>> Begin Input material

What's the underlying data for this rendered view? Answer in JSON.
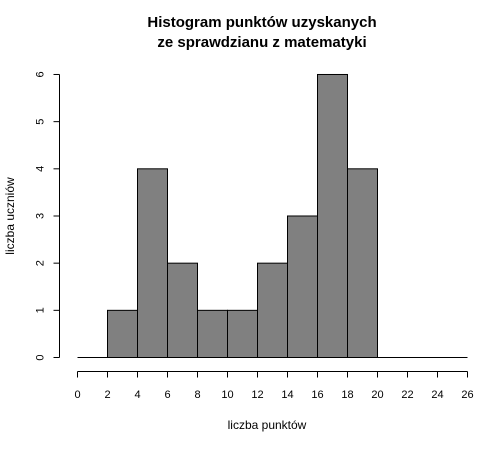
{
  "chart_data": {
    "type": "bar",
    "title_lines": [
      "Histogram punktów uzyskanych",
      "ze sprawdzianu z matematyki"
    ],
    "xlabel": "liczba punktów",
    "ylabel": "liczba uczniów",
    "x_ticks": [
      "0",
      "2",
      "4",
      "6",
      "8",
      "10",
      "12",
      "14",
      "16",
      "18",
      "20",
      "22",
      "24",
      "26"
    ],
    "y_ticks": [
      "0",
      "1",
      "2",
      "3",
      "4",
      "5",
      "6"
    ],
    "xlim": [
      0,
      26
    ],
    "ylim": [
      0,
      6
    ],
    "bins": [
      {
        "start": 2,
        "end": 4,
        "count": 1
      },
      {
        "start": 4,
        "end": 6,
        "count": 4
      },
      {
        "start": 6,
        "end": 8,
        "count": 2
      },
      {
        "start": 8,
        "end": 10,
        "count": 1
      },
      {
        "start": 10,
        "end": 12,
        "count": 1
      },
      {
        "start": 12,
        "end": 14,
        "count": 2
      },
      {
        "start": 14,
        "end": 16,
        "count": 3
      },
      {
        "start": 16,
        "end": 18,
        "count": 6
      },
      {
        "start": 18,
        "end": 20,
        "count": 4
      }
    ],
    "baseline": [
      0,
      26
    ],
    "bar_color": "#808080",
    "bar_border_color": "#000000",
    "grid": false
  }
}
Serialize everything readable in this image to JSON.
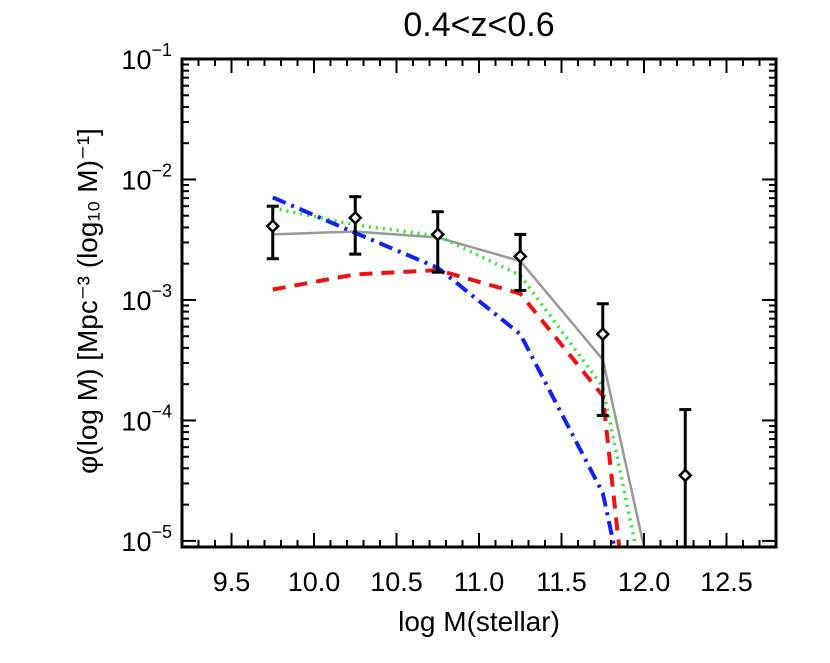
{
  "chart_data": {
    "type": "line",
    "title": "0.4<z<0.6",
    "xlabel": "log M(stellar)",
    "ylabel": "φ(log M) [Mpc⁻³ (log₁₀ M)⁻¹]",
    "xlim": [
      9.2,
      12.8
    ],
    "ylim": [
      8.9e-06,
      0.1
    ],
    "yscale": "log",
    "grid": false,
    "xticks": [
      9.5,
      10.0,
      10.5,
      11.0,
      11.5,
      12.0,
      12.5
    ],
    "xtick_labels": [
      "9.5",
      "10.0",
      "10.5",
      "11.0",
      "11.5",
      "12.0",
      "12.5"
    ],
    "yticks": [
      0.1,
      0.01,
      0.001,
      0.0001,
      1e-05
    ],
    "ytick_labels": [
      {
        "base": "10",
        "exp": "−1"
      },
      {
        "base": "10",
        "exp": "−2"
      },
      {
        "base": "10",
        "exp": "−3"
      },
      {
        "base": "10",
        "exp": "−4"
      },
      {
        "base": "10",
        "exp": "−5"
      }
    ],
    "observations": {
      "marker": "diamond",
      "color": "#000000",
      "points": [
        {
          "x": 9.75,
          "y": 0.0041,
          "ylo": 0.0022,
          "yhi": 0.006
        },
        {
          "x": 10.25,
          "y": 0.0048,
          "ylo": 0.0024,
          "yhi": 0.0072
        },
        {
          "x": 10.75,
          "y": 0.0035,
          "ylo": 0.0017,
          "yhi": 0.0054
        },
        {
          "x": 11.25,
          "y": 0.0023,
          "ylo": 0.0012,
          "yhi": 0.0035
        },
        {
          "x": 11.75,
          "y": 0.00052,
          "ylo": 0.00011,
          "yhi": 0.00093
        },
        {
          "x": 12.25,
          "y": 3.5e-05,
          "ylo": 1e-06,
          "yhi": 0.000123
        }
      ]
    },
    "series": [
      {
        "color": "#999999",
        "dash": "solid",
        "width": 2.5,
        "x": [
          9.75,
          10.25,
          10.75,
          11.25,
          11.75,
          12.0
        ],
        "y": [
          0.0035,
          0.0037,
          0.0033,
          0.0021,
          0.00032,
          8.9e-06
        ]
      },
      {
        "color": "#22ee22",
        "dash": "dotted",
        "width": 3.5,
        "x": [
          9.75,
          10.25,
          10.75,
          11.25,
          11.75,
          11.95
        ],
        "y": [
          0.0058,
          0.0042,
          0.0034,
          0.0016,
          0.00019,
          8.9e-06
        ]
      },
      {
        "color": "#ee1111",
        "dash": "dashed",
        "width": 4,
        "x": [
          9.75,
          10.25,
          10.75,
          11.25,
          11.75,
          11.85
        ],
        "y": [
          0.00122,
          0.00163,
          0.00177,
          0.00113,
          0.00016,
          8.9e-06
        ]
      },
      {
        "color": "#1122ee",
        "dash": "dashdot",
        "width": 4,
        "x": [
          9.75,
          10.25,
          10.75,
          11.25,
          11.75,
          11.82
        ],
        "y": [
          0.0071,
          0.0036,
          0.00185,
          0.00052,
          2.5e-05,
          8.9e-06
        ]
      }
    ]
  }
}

>> End Input material

What needs to be done: Count up the lines in the listing that hold the word "punktów", and give that number only.

Answer below: 2